━━ STORED DATA
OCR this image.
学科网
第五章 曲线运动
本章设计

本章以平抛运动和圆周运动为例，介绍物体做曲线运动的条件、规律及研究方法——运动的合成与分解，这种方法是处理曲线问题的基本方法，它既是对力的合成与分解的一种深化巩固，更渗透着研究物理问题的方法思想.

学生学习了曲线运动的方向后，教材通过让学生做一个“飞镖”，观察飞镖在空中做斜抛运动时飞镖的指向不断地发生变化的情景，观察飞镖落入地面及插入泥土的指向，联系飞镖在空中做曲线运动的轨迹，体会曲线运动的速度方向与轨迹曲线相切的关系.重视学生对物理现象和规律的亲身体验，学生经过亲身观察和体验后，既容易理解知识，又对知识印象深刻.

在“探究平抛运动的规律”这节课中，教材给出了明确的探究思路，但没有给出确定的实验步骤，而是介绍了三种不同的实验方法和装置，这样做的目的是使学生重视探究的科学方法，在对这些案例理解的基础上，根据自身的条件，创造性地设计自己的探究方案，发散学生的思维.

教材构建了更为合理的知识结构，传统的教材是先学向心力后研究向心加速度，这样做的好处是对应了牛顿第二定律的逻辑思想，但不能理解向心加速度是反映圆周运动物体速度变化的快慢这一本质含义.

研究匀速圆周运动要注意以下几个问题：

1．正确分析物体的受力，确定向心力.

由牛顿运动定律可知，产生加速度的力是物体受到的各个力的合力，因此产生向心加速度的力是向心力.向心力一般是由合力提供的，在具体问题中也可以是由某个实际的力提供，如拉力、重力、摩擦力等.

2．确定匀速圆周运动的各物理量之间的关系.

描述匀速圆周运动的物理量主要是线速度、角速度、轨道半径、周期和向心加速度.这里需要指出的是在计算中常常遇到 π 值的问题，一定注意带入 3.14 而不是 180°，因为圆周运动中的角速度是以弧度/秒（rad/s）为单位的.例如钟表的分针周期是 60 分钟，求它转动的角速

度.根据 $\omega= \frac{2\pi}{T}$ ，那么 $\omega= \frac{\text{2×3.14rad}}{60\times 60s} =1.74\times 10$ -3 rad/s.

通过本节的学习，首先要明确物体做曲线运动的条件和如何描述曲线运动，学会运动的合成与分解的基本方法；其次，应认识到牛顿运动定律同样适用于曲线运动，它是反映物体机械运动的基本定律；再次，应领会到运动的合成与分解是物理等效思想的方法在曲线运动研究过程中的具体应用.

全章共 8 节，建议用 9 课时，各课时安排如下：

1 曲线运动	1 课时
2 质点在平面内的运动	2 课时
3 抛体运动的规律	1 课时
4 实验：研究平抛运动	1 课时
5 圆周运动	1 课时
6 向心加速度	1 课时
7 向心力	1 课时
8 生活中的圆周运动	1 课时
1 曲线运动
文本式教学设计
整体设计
━━━━
GOAL: Every entry must be output again, exactly as written above.

SOLUTION:
OCR this image.
学科网
第五章 曲线运动
本章设计

本章以平抛运动和圆周运动为例，介绍物体做曲线运动的条件、规律及研究方法——运动的合成与分解，这种方法是处理曲线问题的基本方法，它既是对力的合成与分解的一种深化巩固，更渗透着研究物理问题的方法思想.

学生学习了曲线运动的方向后，教材通过让学生做一个“飞镖”，观察飞镖在空中做斜抛运动时飞镖的指向不断地发生变化的情景，观察飞镖落入地面及插入泥土的指向，联系飞镖在空中做曲线运动的轨迹，体会曲线运动的速度方向与轨迹曲线相切的关系.重视学生对物理现象和规律的亲身体验，学生经过亲身观察和体验后，既容易理解知识，又对知识印象深刻.

在“探究平抛运动的规律”这节课中，教材给出了明确的探究思路，但没有给出确定的实验步骤，而是介绍了三种不同的实验方法和装置，这样做的目的是使学生重视探究的科学方法，在对这些案例理解的基础上，根据自身的条件，创造性地设计自己的探究方案，发散学生的思维.

教材构建了更为合理的知识结构，传统的教材是先学向心力后研究向心加速度，这样做的好处是对应了牛顿第二定律的逻辑思想，但不能理解向心加速度是反映圆周运动物体速度变化的快慢这一本质含义.

研究匀速圆周运动要注意以下几个问题：

1．正确分析物体的受力，确定向心力.

由牛顿运动定律可知，产生加速度的力是物体受到的各个力的合力，因此产生向心加速度的力是向心力.向心力一般是由合力提供的，在具体问题中也可以是由某个实际的力提供，如拉力、重力、摩擦力等.

2．确定匀速圆周运动的各物理量之间的关系.

描述匀速圆周运动的物理量主要是线速度、角速度、轨道半径、周期和向心加速度.这里需要指出的是在计算中常常遇到 π 值的问题，一定注意带入 3.14 而不是 180°，因为圆周运动中的角速度是以弧度/秒（rad/s）为单位的.例如钟表的分针周期是 60 分钟，求它转动的角速

度.根据 $\omega= \frac{2\pi}{T}$ ，那么 $\omega= \frac{\text{2×3.14rad}}{60\times 60s} =1.74\times 10$ -3 rad/s.

通过本节的学习，首先要明确物体做曲线运动的条件和如何描述曲线运动，学会运动的合成与分解的基本方法；其次，应认识到牛顿运动定律同样适用于曲线运动，它是反映物体机械运动的基本定律；再次，应领会到运动的合成与分解是物理等效思想的方法在曲线运动研究过程中的具体应用.

全章共 8 节，建议用 9 课时，各课时安排如下：

1 曲线运动	1 课时
2 质点在平面内的运动	2 课时
3 抛体运动的规律	1 课时
4 实验：研究平抛运动	1 课时
5 圆周运动	1 课时
6 向心加速度	1 课时
7 向心力	1 课时
8 生活中的圆周运动	1 课时
1 曲线运动
文本式教学设计
整体设计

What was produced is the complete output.